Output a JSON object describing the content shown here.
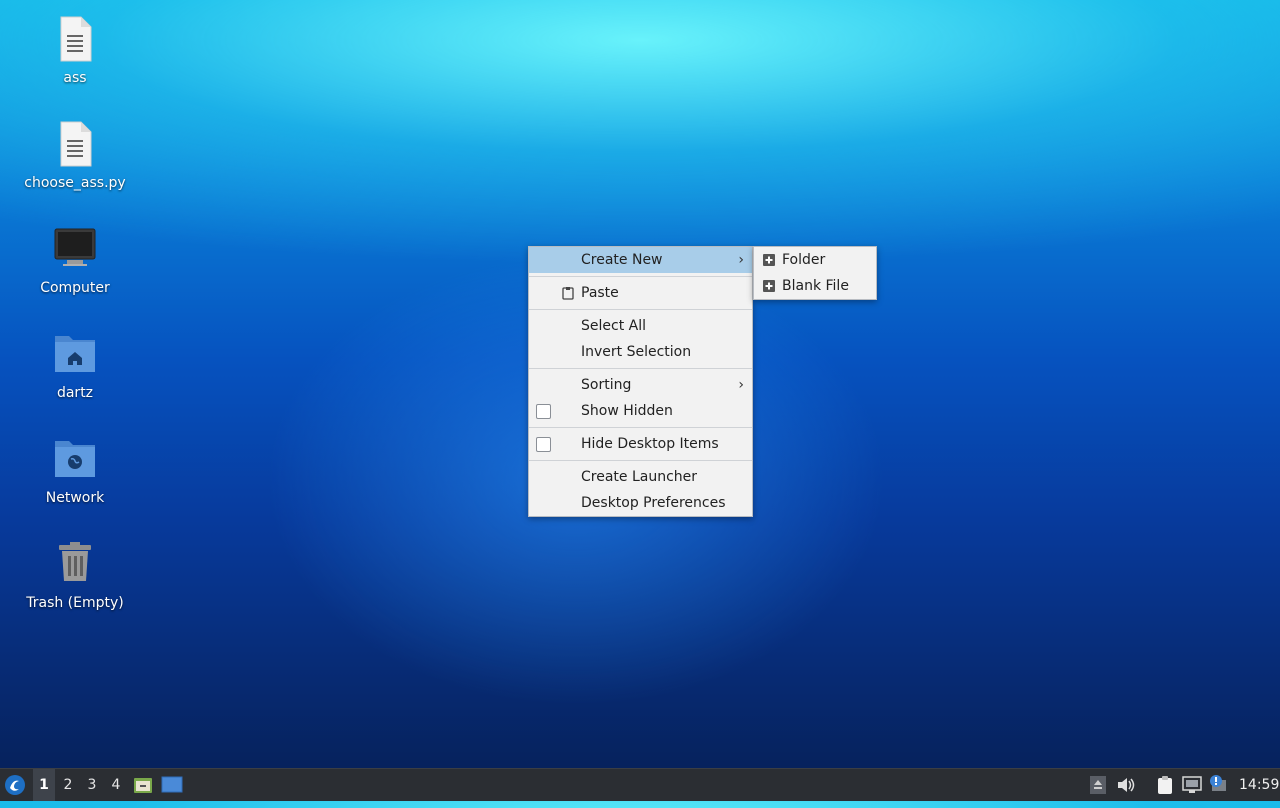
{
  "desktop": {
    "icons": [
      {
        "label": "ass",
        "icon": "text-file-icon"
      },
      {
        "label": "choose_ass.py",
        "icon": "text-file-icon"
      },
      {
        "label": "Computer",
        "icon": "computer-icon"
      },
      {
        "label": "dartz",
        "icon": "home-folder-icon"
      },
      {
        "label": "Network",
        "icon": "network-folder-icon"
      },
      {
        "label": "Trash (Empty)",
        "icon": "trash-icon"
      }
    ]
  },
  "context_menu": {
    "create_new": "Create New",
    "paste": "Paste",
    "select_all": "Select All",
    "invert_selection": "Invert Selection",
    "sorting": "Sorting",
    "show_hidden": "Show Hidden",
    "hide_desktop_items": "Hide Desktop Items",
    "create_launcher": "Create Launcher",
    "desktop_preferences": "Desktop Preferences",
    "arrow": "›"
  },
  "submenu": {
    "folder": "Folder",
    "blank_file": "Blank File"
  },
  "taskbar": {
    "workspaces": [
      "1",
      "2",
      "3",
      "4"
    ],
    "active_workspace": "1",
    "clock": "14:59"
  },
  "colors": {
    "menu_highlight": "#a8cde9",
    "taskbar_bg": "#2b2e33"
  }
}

━━━

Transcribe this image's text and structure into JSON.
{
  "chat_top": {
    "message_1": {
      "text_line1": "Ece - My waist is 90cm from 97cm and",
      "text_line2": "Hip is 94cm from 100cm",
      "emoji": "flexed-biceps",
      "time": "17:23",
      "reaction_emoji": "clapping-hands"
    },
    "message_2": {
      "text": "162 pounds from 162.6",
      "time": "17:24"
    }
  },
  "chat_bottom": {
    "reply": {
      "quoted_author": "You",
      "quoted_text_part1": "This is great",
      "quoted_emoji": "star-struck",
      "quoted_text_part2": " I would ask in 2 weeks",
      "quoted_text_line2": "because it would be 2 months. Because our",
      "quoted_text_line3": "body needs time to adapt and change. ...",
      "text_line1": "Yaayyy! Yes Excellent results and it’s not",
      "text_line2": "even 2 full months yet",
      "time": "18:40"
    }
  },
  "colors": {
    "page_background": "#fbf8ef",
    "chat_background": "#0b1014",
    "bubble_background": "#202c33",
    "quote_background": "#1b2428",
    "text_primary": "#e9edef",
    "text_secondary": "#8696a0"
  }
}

━━━

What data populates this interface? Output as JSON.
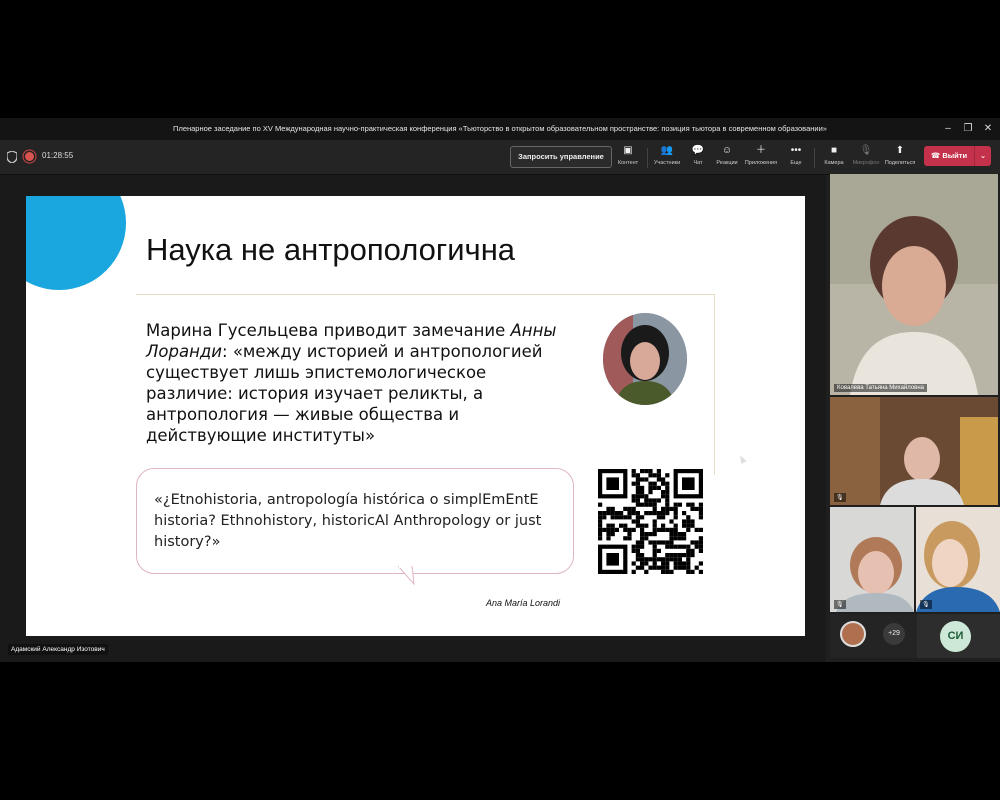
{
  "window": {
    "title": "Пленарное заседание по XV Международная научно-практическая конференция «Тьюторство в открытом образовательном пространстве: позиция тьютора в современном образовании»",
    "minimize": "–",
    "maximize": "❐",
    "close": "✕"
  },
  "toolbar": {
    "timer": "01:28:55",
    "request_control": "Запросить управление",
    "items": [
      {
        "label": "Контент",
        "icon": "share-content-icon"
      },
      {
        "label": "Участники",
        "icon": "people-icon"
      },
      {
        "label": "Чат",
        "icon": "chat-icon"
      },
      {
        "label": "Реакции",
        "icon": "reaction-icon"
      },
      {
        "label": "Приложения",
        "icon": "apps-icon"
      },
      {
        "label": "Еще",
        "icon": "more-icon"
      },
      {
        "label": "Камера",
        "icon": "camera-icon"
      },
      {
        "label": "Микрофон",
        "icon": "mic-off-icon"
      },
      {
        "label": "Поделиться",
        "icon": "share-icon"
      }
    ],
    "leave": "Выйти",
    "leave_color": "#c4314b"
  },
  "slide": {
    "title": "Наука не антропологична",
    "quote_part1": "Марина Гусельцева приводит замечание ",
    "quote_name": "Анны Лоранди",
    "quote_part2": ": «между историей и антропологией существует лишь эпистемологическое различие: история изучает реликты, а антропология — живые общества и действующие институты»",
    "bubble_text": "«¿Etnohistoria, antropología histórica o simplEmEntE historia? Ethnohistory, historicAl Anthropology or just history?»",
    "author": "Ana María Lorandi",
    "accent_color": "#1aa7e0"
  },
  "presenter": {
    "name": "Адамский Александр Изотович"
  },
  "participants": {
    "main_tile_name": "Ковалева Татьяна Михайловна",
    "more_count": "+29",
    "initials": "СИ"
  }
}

━━━

§ TASK DETAILS:
The word "content" may appear on some lines of these records; state how many such lines there are, and nothing else.

§ TASK SOLUTION:
2